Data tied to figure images
"""

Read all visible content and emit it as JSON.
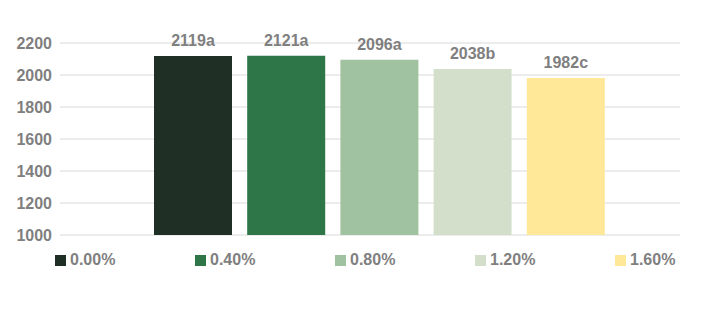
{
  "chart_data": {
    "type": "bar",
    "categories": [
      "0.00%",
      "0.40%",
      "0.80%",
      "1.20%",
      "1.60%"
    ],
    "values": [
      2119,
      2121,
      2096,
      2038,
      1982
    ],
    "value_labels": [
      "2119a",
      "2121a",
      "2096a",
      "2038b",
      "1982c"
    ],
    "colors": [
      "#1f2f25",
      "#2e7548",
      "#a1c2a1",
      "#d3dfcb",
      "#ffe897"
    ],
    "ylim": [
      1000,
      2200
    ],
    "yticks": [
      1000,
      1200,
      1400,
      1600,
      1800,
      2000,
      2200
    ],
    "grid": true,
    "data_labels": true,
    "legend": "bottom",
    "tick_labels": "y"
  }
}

"""

• **Your task**: The data above should be repeated exactly, minus any pictures.

• **Solution below**:
Read all visible content and emit it as JSON.
{
  "chart_data": {
    "type": "bar",
    "categories": [
      "0.00%",
      "0.40%",
      "0.80%",
      "1.20%",
      "1.60%"
    ],
    "values": [
      2119,
      2121,
      2096,
      2038,
      1982
    ],
    "value_labels": [
      "2119a",
      "2121a",
      "2096a",
      "2038b",
      "1982c"
    ],
    "colors": [
      "#1f2f25",
      "#2e7548",
      "#a1c2a1",
      "#d3dfcb",
      "#ffe897"
    ],
    "ylim": [
      1000,
      2200
    ],
    "yticks": [
      1000,
      1200,
      1400,
      1600,
      1800,
      2000,
      2200
    ],
    "grid": true,
    "data_labels": true,
    "legend": "bottom",
    "tick_labels": "y"
  }
}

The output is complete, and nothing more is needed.